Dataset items
---

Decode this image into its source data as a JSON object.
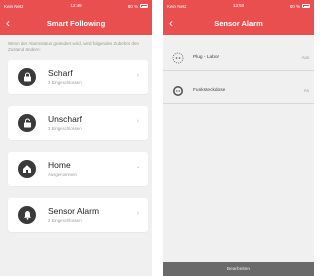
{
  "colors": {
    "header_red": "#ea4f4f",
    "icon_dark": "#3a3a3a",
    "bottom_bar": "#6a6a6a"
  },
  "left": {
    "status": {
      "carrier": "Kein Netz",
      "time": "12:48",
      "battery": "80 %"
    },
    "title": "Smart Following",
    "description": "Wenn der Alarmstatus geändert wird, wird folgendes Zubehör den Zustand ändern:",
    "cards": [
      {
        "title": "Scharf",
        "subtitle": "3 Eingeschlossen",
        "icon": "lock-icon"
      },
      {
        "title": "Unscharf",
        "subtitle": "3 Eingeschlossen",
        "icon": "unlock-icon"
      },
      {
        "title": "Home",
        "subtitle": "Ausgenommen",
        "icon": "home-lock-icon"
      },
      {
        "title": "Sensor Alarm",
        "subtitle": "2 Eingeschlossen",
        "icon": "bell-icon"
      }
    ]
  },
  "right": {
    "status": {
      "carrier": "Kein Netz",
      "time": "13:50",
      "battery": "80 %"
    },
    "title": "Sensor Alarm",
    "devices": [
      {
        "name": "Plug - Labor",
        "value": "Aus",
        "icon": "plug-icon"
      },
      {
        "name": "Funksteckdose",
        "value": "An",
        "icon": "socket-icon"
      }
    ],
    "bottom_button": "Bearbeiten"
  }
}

---

→ Task brief
Would you copy out each line of the records above where the word "name" occurs?

→ Task answer
        "name": "Plug - Labor",
        "name": "Funksteckdose",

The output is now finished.